• [Task set]
**A.** Reproduce the passage on cold air damming between "Cold Air Damming occurs" and "Fig. 1 below.", inclusive.
**B.** Carry on writing the text about cold air damming, starting after its last sentence.
# Start of Text shown
As one moves south along the Appalachian spine, through the southeastern US, the general thought is that the climate is getting warmer and during the winter time, warmer temperatures would make it much harder to see frozen precipitation. While this may be true with an ordinary synoptic scale setup, on occasion a mesoscale phenomena occurs which totally alters one’s general thinking. This phenomena is known as cold air damming (CAD), aka “the wedge” and most often occurs on the east side of the Appalachian Mountain chain and the east side of the Colorado Rockies. When CAD establishes itself in these areas, a forecaster can be faced with quite a challenge, one that can wreak havoc on forecasting high temperatures and precipitation types. The following paper discusses the various setups of cold air damming, the challenges these setups present to forecasters, and what can be done to better predict the conditions experienced during cold air damming situations, specifically during winter-time setups. CAD setups east of the Rockies and east of the Appalachians are very similar with some differences; however, in this paper emphasis will be placed on Appalachian setups.
Cold Air Damming occurs when a low-level cold air mass is topographically trapped on the east side of a mountain range. An area of high pressure at the surface will be positioned to the north of the region and the clockwise flow around the high means the low-level winds coming into the region will have an easterly component. These easterly winds will push up against the east side of the mountain range. Air moving up the mountain range ends up cooling at a greater rate than the dry-adiabatic lapse rate and this causes the upslope flow to slow down allowing the cold air to build up on the eastern slopes. When looking at a surface chart, a CAD setup will often be noted by a distinct “wedging” pattern of cool temperatures trying to push their way down the mountain range spine which can clearly be seen on the East Coast in Fig. 1 below.
Surface charts best depict the wedging pattern because warm air will overrun the cold air and warm the upper levels to temperatures above what they are at the surface. This can often lead to an upper level temperature chart looking more like a normal surface temperature chart. If an area of low pressure develops to the south of the region, a blocking situation can occur which causes winds at the low levels to run parallel to the mountains. This process is known as a barrier jet and it can affect the weather by displacing precipitation maxima, enhancing low-level cloudiness, reducing surface temperatures, and increasing precipitation coverage/intensity. If upper level forcing is leading to upward motion, precipitation can form and the characteristics of the cold layer at the surface will ultimately determine what form of precipitation will fall to the ground. For the east facing slopes of the Appalachian chain, CAD events most often occur during the winter months, particularly in December and July while a lesser amount of events will occur during the summer months with a minimum in July. Winter CAD events typically last longer than summer CAD events and are usually much stronger than summer CAD events.
# End of Text shown
# Start of Given entries
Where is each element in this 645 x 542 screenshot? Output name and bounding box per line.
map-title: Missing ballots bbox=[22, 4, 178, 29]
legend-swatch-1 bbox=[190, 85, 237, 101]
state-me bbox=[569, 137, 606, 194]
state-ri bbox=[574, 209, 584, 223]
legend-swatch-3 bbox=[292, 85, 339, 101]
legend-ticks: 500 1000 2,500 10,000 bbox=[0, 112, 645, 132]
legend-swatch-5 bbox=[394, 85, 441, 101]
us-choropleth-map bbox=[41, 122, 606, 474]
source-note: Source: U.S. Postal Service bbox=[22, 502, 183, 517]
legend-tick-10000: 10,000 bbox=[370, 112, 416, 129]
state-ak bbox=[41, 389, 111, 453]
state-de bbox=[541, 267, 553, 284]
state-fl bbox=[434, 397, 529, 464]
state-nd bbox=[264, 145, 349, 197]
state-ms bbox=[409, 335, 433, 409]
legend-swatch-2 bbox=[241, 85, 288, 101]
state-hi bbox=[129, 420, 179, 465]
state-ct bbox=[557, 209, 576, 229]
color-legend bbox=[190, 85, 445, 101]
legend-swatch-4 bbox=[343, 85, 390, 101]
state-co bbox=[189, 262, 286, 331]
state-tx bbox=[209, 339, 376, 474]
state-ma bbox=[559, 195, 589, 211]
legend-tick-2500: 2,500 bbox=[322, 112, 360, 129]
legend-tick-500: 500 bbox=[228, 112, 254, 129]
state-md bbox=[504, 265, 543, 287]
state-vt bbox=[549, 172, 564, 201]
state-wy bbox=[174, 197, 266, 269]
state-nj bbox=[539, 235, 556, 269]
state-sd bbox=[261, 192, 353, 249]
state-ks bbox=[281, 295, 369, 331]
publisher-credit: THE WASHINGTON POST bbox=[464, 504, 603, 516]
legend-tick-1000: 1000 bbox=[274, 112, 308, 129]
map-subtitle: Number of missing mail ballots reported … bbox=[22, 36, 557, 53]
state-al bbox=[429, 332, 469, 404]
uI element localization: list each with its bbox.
# End of Given entries
# Start of Given entries
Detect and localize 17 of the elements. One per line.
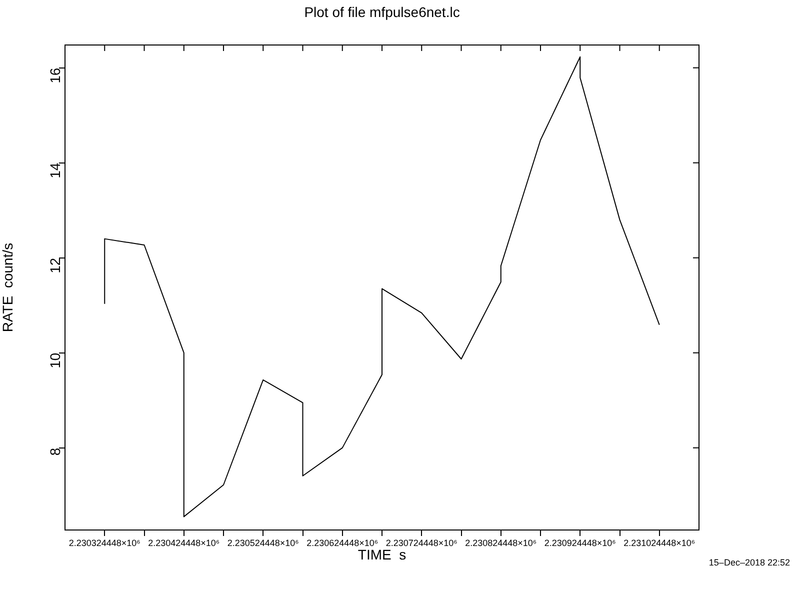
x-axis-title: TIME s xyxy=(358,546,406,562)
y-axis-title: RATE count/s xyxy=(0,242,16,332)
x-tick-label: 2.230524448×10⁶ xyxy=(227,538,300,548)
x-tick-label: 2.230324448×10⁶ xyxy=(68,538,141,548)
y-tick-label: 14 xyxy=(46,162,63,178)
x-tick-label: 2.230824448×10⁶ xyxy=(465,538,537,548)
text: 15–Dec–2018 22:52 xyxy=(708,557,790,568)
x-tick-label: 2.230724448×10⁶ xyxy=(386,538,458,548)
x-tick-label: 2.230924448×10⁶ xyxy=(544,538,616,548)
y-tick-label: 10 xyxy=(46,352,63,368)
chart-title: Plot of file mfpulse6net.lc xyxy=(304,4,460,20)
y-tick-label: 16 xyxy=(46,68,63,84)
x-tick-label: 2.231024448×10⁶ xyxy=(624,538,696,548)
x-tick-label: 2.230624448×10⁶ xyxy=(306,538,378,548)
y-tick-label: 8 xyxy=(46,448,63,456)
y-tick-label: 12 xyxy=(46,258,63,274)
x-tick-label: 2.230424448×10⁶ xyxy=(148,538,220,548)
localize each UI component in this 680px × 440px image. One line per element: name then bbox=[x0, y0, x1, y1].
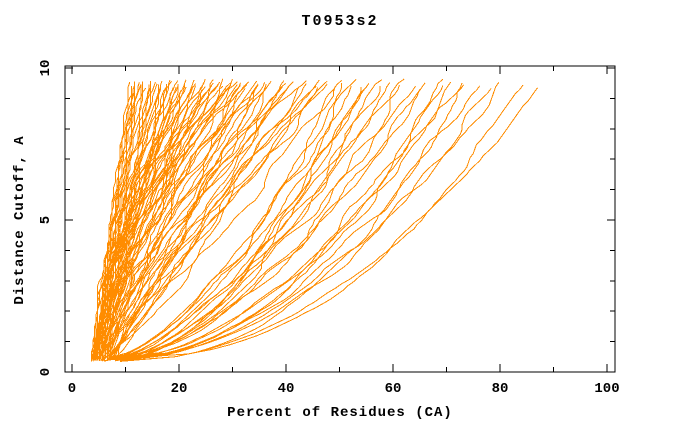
# End of Given entries
# Start of Given entries
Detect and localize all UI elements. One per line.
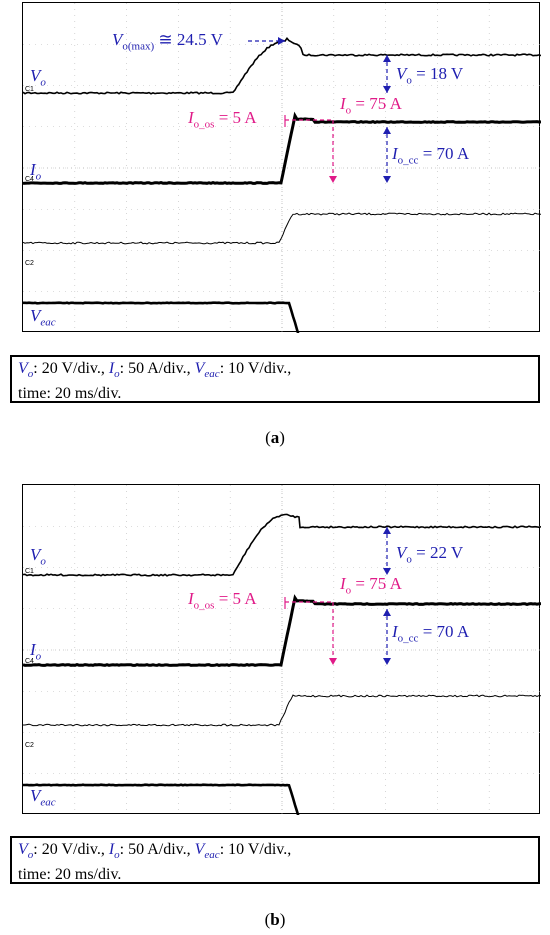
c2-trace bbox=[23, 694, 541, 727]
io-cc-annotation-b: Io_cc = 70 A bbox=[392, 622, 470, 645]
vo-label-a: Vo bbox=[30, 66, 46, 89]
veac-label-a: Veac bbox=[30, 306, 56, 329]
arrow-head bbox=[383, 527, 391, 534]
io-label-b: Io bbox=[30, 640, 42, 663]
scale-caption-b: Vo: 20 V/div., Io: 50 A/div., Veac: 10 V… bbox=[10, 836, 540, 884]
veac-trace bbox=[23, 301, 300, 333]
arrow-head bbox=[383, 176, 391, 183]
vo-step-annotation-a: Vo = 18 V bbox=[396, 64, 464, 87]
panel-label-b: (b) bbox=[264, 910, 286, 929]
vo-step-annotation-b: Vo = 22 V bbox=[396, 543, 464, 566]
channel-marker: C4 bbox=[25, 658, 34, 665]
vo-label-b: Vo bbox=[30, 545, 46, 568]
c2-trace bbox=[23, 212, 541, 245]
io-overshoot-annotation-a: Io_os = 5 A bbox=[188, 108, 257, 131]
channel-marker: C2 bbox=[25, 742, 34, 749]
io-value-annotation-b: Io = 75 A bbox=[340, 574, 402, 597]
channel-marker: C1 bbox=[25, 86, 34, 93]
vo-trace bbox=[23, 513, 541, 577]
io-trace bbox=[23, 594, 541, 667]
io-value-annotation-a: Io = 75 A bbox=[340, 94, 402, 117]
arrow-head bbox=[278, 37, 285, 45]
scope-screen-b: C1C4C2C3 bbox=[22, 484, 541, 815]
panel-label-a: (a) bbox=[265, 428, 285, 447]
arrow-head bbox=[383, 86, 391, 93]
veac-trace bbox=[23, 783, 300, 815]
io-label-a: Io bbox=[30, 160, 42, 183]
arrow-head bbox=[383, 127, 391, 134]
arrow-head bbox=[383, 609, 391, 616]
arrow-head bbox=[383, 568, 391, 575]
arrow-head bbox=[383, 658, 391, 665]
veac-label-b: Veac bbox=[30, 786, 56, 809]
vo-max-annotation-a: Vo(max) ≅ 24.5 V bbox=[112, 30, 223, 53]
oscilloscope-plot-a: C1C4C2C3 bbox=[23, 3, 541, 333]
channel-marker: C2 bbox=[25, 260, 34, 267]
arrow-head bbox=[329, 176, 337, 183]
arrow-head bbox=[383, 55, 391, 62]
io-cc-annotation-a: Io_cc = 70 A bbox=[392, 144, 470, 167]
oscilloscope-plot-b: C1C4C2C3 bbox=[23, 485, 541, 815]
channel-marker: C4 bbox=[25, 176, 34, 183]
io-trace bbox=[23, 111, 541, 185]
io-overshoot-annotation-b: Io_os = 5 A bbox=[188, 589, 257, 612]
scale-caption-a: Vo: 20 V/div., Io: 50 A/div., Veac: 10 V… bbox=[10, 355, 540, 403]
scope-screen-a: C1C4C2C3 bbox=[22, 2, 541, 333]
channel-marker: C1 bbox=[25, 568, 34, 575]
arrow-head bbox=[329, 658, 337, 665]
# End of Given entries
• [Answers to the tasks]
**A.**
Cold Air Damming occurs when a low-level cold air mass is topographically trapped on the east side of a mountain range. An area of high pressure at the surface will be positioned to the north of the region and the clockwise flow around the high means the low-level winds coming into the region will have an easterly component. These easterly winds will push up against the east side of the mountain range. Air moving up the mountain range ends up cooling at a greater rate than the dry-adiabatic lapse rate and this causes the upslope flow to slow down allowing the cold air to build up on the eastern slopes. When looking at a surface chart, a CAD setup will often be noted by a distinct “wedging” pattern of cool temperatures trying to push their way down the mountain range spine which can clearly be seen on the East Coast in Fig. 1 below.

**B.**
There are 3 CAD types which most often affect the east facing slopes of the Appalachians. These are: Classic, In-Situ, and Hybrid. It is important to look at surface charts, 850mb charts, and 500mb charts when trying to determine the specific CAD type for the area. Below, each type of CAD is explained using sample images from the surface, 850mb, and 500mb.
A Classic CAD event will occur when surface winds east of the mountain range maintain a northeasterly component rather than easterly as the surface high to the north moves east. The terrain blocking which is occurring is preventing an upslope flow from taking place and while this flow is trying to establish itself, the air starts cooling adiabatically and stratification in the low levels occurs which ultimately hinders the wind shift. An area of low pressure can develop to the west of the mountains and this can enhance the pressure gradient which helps increase cold air advection and strengthen the damming. An onshore flow will also begin to take shape which will allow warm air to rise up over cold air. This overrunning process can lead to significant amounts of precipitation falling through the cold air at the surface. The surface chart below depicts this setup (see Fig. 2).
For a classic setup at the 850mb level (see Fig. 3), we would not find a high over New England, while extensive ridging would take place across the eastern US. This proves there is a shallow layer of cold air at the surface while the southerly flow aloft is creating the overrunning process.
For a classic setup at the 500mb level (see Fig. 4), often times a deep trough will develop across the central/southern plains which teleconnects to a ridge over the Great Lakes and Mid-Atlantic region. This pattern progresses at a slow rate allowing the cold air at the surface to become better established along with a northeasterly flow east of the Appalachians and a southerly flow aloft providing the overrunning of warm air.
An In-Situ CAD setup (see Fig. 5) is one in which little or no cold air advection is occurring because the high pressure center which we relied on in the classic setup is too far to the south. Cold air is established through evaporational cooling caused by a pool of dry air east of the Appalachians. Surface winds still tend to be from the northeast along with some mountain-parallel ridging but no cold air advection is occurring from a high to the north. 850mb and 500mb patterns will be very similar to those of a classic setup.
A Hybrid CAD setup (see Fig. 6) is one in which cold air advection and melting/evaporation work together to establish the cold layer at the surface. With this setup, we can find an area of high pressure at the surface to the north, say over New York State, but it is weak and moving fairly quickly with a north to south orientation. This does not bode well for an easterly flow and so very limited cold air advection takes place. Through a synoptic scale forcing mechanism, precipitation can form over the area experiencing the small amount of cold air advection, and this helps add more cooling to the layer of cold air at the surface.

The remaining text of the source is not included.